begin Entries

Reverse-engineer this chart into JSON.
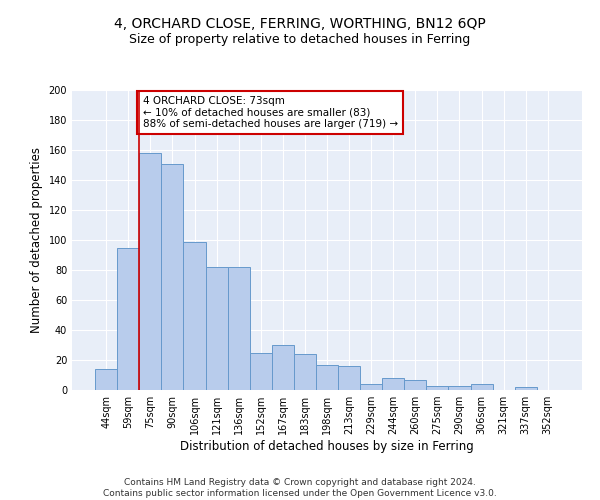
{
  "title1": "4, ORCHARD CLOSE, FERRING, WORTHING, BN12 6QP",
  "title2": "Size of property relative to detached houses in Ferring",
  "xlabel": "Distribution of detached houses by size in Ferring",
  "ylabel": "Number of detached properties",
  "categories": [
    "44sqm",
    "59sqm",
    "75sqm",
    "90sqm",
    "106sqm",
    "121sqm",
    "136sqm",
    "152sqm",
    "167sqm",
    "183sqm",
    "198sqm",
    "213sqm",
    "229sqm",
    "244sqm",
    "260sqm",
    "275sqm",
    "290sqm",
    "306sqm",
    "321sqm",
    "337sqm",
    "352sqm"
  ],
  "values": [
    14,
    95,
    158,
    151,
    99,
    82,
    82,
    25,
    30,
    24,
    17,
    16,
    4,
    8,
    7,
    3,
    3,
    4,
    0,
    2,
    0
  ],
  "bar_color": "#b8ccec",
  "bar_edge_color": "#6699cc",
  "background_color": "#e8eef8",
  "grid_color": "#ffffff",
  "redline_index": 1.5,
  "annotation_text": "4 ORCHARD CLOSE: 73sqm\n← 10% of detached houses are smaller (83)\n88% of semi-detached houses are larger (719) →",
  "annotation_box_color": "#ffffff",
  "annotation_box_edge": "#cc0000",
  "redline_color": "#cc0000",
  "ylim": [
    0,
    200
  ],
  "yticks": [
    0,
    20,
    40,
    60,
    80,
    100,
    120,
    140,
    160,
    180,
    200
  ],
  "footer": "Contains HM Land Registry data © Crown copyright and database right 2024.\nContains public sector information licensed under the Open Government Licence v3.0.",
  "title1_fontsize": 10,
  "title2_fontsize": 9,
  "xlabel_fontsize": 8.5,
  "ylabel_fontsize": 8.5,
  "tick_fontsize": 7,
  "footer_fontsize": 6.5,
  "annotation_fontsize": 7.5
}
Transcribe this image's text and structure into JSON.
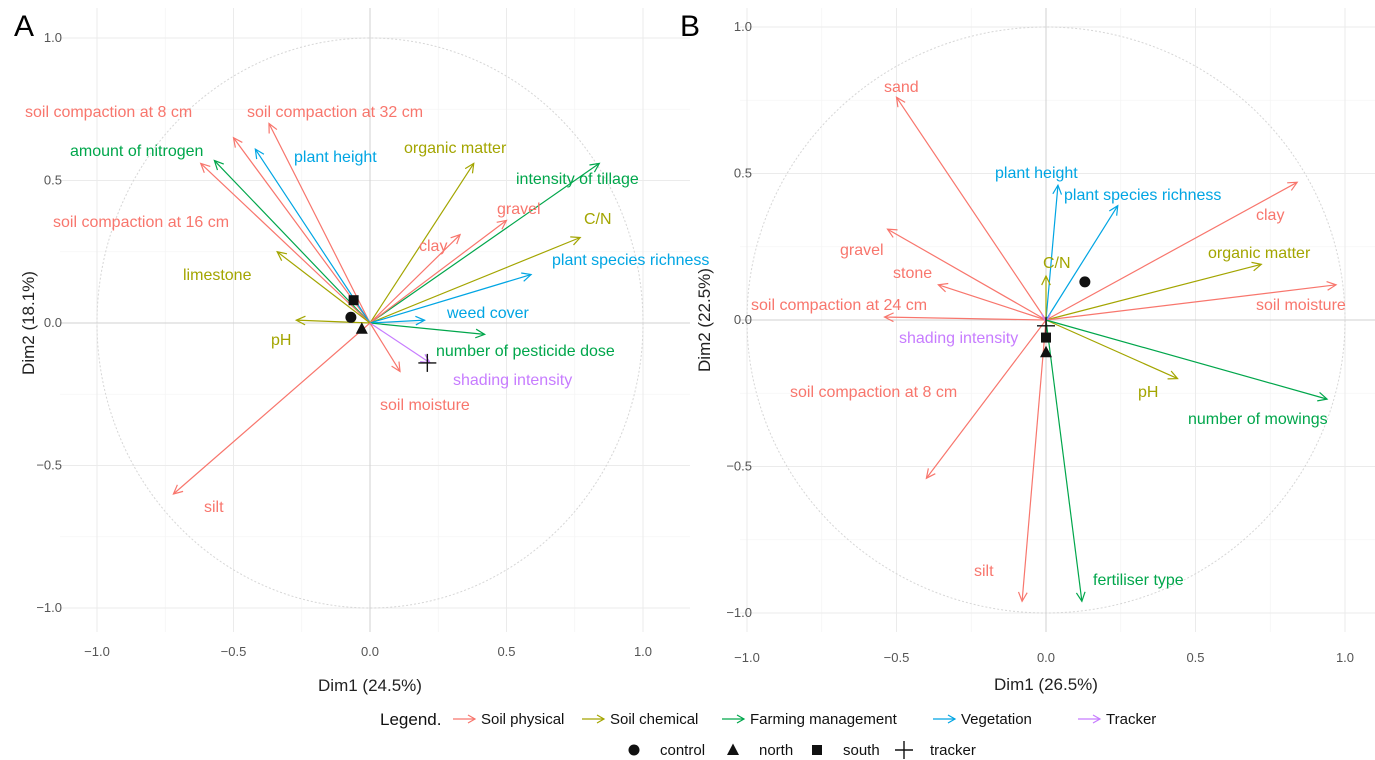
{
  "colors": {
    "Soil physical": "#f8766d",
    "Soil chemical": "#a3a500",
    "Farming management": "#00a64b",
    "Vegetation": "#00a5e3",
    "Tracker": "#c77cff"
  },
  "legend": {
    "title": "Legend.",
    "groups": [
      "Soil physical",
      "Soil chemical",
      "Farming management",
      "Vegetation",
      "Tracker"
    ],
    "shapes": [
      {
        "label": "control",
        "shape": "circle"
      },
      {
        "label": "north",
        "shape": "triangle"
      },
      {
        "label": "south",
        "shape": "square"
      },
      {
        "label": "tracker",
        "shape": "plus"
      }
    ]
  },
  "chart_data": [
    {
      "type": "scatter",
      "panel": "A",
      "xlabel": "Dim1 (24.5%)",
      "ylabel": "Dim2 (18.1%)",
      "xlim": [
        -1.0,
        1.0
      ],
      "ylim": [
        -1.0,
        1.0
      ],
      "xticks": [
        "−1.0",
        "−0.5",
        "0.0",
        "0.5",
        "1.0"
      ],
      "yticks": [
        "−1.0",
        "−0.5",
        "0.0",
        "0.5",
        "1.0"
      ],
      "vectors": [
        {
          "name": "soil compaction at 8 cm",
          "group": "Soil physical",
          "x": -0.5,
          "y": 0.65
        },
        {
          "name": "soil compaction at 32 cm",
          "group": "Soil physical",
          "x": -0.37,
          "y": 0.7
        },
        {
          "name": "amount of nitrogen",
          "group": "Farming management",
          "x": -0.57,
          "y": 0.57
        },
        {
          "name": "plant height",
          "group": "Vegetation",
          "x": -0.42,
          "y": 0.61
        },
        {
          "name": "organic matter",
          "group": "Soil chemical",
          "x": 0.38,
          "y": 0.56
        },
        {
          "name": "intensity of tillage",
          "group": "Farming management",
          "x": 0.84,
          "y": 0.56
        },
        {
          "name": "soil compaction at 16 cm",
          "group": "Soil physical",
          "x": -0.62,
          "y": 0.56
        },
        {
          "name": "gravel",
          "group": "Soil physical",
          "x": 0.5,
          "y": 0.36
        },
        {
          "name": "C/N",
          "group": "Soil chemical",
          "x": 0.77,
          "y": 0.3
        },
        {
          "name": "clay",
          "group": "Soil physical",
          "x": 0.33,
          "y": 0.31
        },
        {
          "name": "plant species richness",
          "group": "Vegetation",
          "x": 0.59,
          "y": 0.17
        },
        {
          "name": "limestone",
          "group": "Soil chemical",
          "x": -0.34,
          "y": 0.25
        },
        {
          "name": "weed cover",
          "group": "Vegetation",
          "x": 0.2,
          "y": 0.01
        },
        {
          "name": "pH",
          "group": "Soil chemical",
          "x": -0.27,
          "y": 0.01
        },
        {
          "name": "number of pesticide dose",
          "group": "Farming management",
          "x": 0.42,
          "y": -0.04
        },
        {
          "name": "shading intensity",
          "group": "Tracker",
          "x": 0.22,
          "y": -0.14
        },
        {
          "name": "soil moisture",
          "group": "Soil physical",
          "x": 0.11,
          "y": -0.17
        },
        {
          "name": "silt",
          "group": "Soil physical",
          "x": -0.72,
          "y": -0.6
        }
      ],
      "points": [
        {
          "label": "control",
          "x": -0.07,
          "y": 0.02
        },
        {
          "label": "north",
          "x": -0.03,
          "y": -0.02
        },
        {
          "label": "south",
          "x": -0.06,
          "y": 0.08
        },
        {
          "label": "tracker",
          "x": 0.21,
          "y": -0.14
        }
      ]
    },
    {
      "type": "scatter",
      "panel": "B",
      "xlabel": "Dim1 (26.5%)",
      "ylabel": "Dim2 (22.5%)",
      "xlim": [
        -1.0,
        1.0
      ],
      "ylim": [
        -1.0,
        1.0
      ],
      "xticks": [
        "−1.0",
        "−0.5",
        "0.0",
        "0.5",
        "1.0"
      ],
      "yticks": [
        "−1.0",
        "−0.5",
        "0.0",
        "0.5",
        "1.0"
      ],
      "vectors": [
        {
          "name": "sand",
          "group": "Soil physical",
          "x": -0.5,
          "y": 0.76
        },
        {
          "name": "plant height",
          "group": "Vegetation",
          "x": 0.04,
          "y": 0.46
        },
        {
          "name": "plant species richness",
          "group": "Vegetation",
          "x": 0.24,
          "y": 0.39
        },
        {
          "name": "clay",
          "group": "Soil physical",
          "x": 0.84,
          "y": 0.47
        },
        {
          "name": "organic matter",
          "group": "Soil chemical",
          "x": 0.72,
          "y": 0.19
        },
        {
          "name": "soil moisture",
          "group": "Soil physical",
          "x": 0.97,
          "y": 0.12
        },
        {
          "name": "gravel",
          "group": "Soil physical",
          "x": -0.53,
          "y": 0.31
        },
        {
          "name": "C/N",
          "group": "Soil chemical",
          "x": 0.0,
          "y": 0.15
        },
        {
          "name": "stone",
          "group": "Soil physical",
          "x": -0.36,
          "y": 0.12
        },
        {
          "name": "soil compaction at 24 cm",
          "group": "Soil physical",
          "x": -0.54,
          "y": 0.01
        },
        {
          "name": "shading intensity",
          "group": "Tracker",
          "x": 0.0,
          "y": -0.01
        },
        {
          "name": "pH",
          "group": "Soil chemical",
          "x": 0.44,
          "y": -0.2
        },
        {
          "name": "number of mowings",
          "group": "Farming management",
          "x": 0.94,
          "y": -0.27
        },
        {
          "name": "soil compaction at 8 cm",
          "group": "Soil physical",
          "x": -0.4,
          "y": -0.54
        },
        {
          "name": "silt",
          "group": "Soil physical",
          "x": -0.08,
          "y": -0.96
        },
        {
          "name": "fertiliser type",
          "group": "Farming management",
          "x": 0.12,
          "y": -0.96
        }
      ],
      "points": [
        {
          "label": "control",
          "x": 0.13,
          "y": 0.13
        },
        {
          "label": "north",
          "x": 0.0,
          "y": -0.11
        },
        {
          "label": "south",
          "x": 0.0,
          "y": -0.06
        },
        {
          "label": "tracker",
          "x": 0.0,
          "y": -0.02
        }
      ]
    }
  ]
}
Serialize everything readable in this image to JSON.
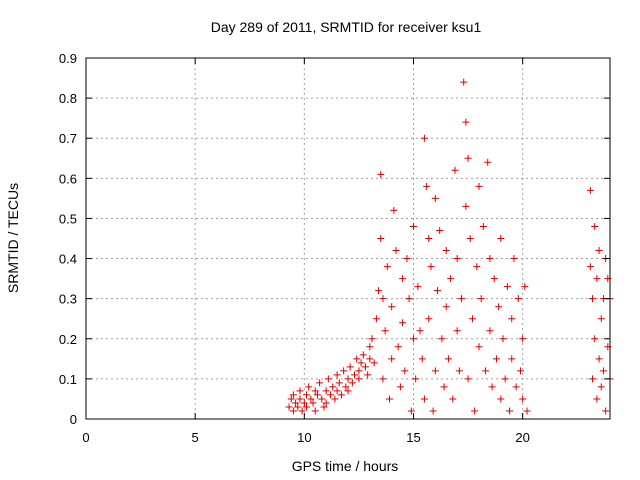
{
  "chart_data": {
    "type": "scatter",
    "title": "Day 289 of 2011, SRMTID for receiver ksu1",
    "xlabel": "GPS time / hours",
    "ylabel": "SRMTID / TECUs",
    "xlim": [
      0,
      24
    ],
    "ylim": [
      0,
      0.9
    ],
    "xticks": [
      0,
      5,
      10,
      15,
      20
    ],
    "xtick_labels": [
      "0",
      "5",
      "10",
      "15",
      "20"
    ],
    "yticks": [
      0,
      0.1,
      0.2,
      0.3,
      0.4,
      0.5,
      0.6,
      0.7,
      0.8,
      0.9
    ],
    "ytick_labels": [
      "0",
      "0.1",
      "0.2",
      "0.3",
      "0.4",
      "0.5",
      "0.6",
      "0.7",
      "0.8",
      "0.9"
    ],
    "grid": true,
    "marker": "+",
    "series_color": "#e00000",
    "series": [
      {
        "name": "ksu1",
        "x": [
          9.3,
          9.4,
          9.5,
          9.5,
          9.6,
          9.7,
          9.8,
          9.8,
          9.9,
          10.0,
          10.1,
          10.1,
          10.2,
          10.3,
          10.4,
          10.5,
          10.5,
          10.6,
          10.7,
          10.8,
          10.9,
          11.0,
          11.0,
          11.1,
          11.2,
          11.3,
          11.4,
          11.5,
          11.5,
          11.6,
          11.7,
          11.8,
          11.9,
          12.0,
          12.0,
          12.1,
          12.2,
          12.3,
          12.4,
          12.5,
          12.5,
          12.6,
          12.7,
          12.8,
          12.9,
          13.0,
          13.0,
          13.1,
          13.2,
          13.3,
          13.4,
          13.5,
          13.5,
          13.6,
          13.6,
          13.7,
          13.8,
          13.9,
          14.0,
          14.0,
          14.1,
          14.2,
          14.3,
          14.4,
          14.5,
          14.5,
          14.6,
          14.7,
          14.8,
          14.9,
          15.0,
          15.0,
          15.1,
          15.2,
          15.3,
          15.4,
          15.5,
          15.5,
          15.6,
          15.7,
          15.7,
          15.8,
          15.9,
          16.0,
          16.0,
          16.1,
          16.2,
          16.3,
          16.4,
          16.5,
          16.5,
          16.6,
          16.7,
          16.8,
          16.9,
          17.0,
          17.0,
          17.1,
          17.2,
          17.3,
          17.4,
          17.4,
          17.5,
          17.5,
          17.6,
          17.7,
          17.8,
          17.9,
          18.0,
          18.0,
          18.1,
          18.2,
          18.3,
          18.4,
          18.5,
          18.5,
          18.6,
          18.7,
          18.8,
          18.9,
          19.0,
          19.0,
          19.1,
          19.2,
          19.3,
          19.4,
          19.5,
          19.5,
          19.6,
          19.7,
          19.8,
          19.9,
          20.0,
          20.0,
          20.1,
          20.2,
          23.1,
          23.1,
          23.2,
          23.2,
          23.3,
          23.3,
          23.4,
          23.4,
          23.5,
          23.5,
          23.6,
          23.6,
          23.7,
          23.7,
          23.8,
          23.8,
          23.9,
          23.9,
          24.0,
          24.0
        ],
        "y": [
          0.03,
          0.05,
          0.02,
          0.06,
          0.04,
          0.03,
          0.05,
          0.07,
          0.02,
          0.04,
          0.06,
          0.03,
          0.08,
          0.05,
          0.04,
          0.07,
          0.02,
          0.06,
          0.09,
          0.05,
          0.03,
          0.07,
          0.04,
          0.1,
          0.06,
          0.08,
          0.05,
          0.11,
          0.07,
          0.09,
          0.06,
          0.12,
          0.08,
          0.1,
          0.07,
          0.13,
          0.09,
          0.11,
          0.15,
          0.12,
          0.1,
          0.14,
          0.16,
          0.13,
          0.11,
          0.18,
          0.15,
          0.2,
          0.14,
          0.25,
          0.32,
          0.61,
          0.45,
          0.3,
          0.1,
          0.22,
          0.38,
          0.05,
          0.15,
          0.28,
          0.52,
          0.42,
          0.18,
          0.08,
          0.35,
          0.24,
          0.12,
          0.4,
          0.3,
          0.02,
          0.2,
          0.48,
          0.1,
          0.33,
          0.22,
          0.15,
          0.7,
          0.05,
          0.58,
          0.45,
          0.25,
          0.38,
          0.02,
          0.12,
          0.55,
          0.32,
          0.47,
          0.2,
          0.08,
          0.42,
          0.28,
          0.15,
          0.35,
          0.05,
          0.62,
          0.22,
          0.4,
          0.12,
          0.3,
          0.84,
          0.74,
          0.53,
          0.65,
          0.1,
          0.45,
          0.25,
          0.02,
          0.38,
          0.18,
          0.58,
          0.3,
          0.48,
          0.12,
          0.64,
          0.22,
          0.4,
          0.08,
          0.35,
          0.15,
          0.28,
          0.05,
          0.45,
          0.2,
          0.1,
          0.33,
          0.02,
          0.25,
          0.15,
          0.4,
          0.08,
          0.3,
          0.12,
          0.2,
          0.05,
          0.33,
          0.02,
          0.57,
          0.38,
          0.3,
          0.1,
          0.48,
          0.2,
          0.05,
          0.35,
          0.15,
          0.42,
          0.25,
          0.08,
          0.3,
          0.12,
          0.4,
          0.02,
          0.18,
          0.35,
          0.1,
          0.3
        ]
      }
    ]
  }
}
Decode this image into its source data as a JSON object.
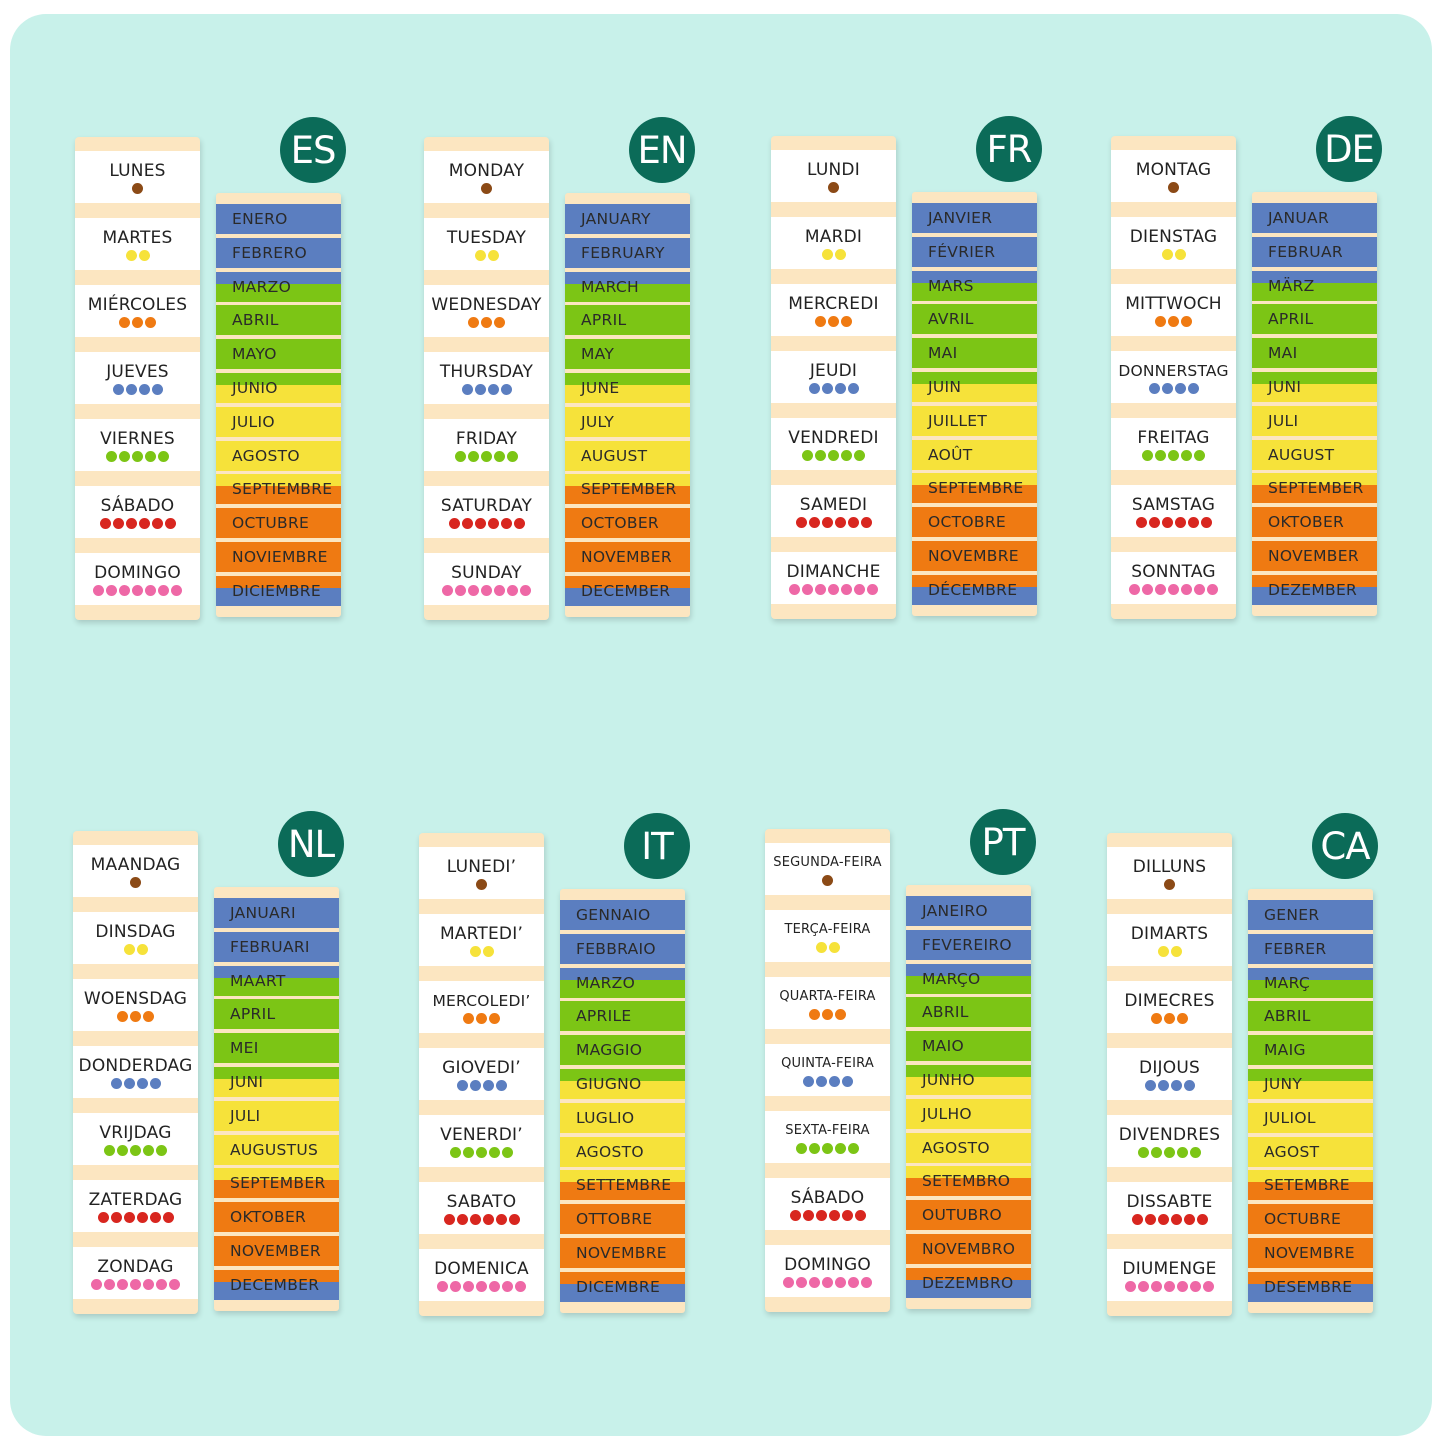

end Entries

• Stated goal: Read the lines above. Gather those in which the string "type" is found.

• The solution:
      "type": "scatter",
      "type": "scatter",
          "name": "fertiliser type",
    "type": "scatter",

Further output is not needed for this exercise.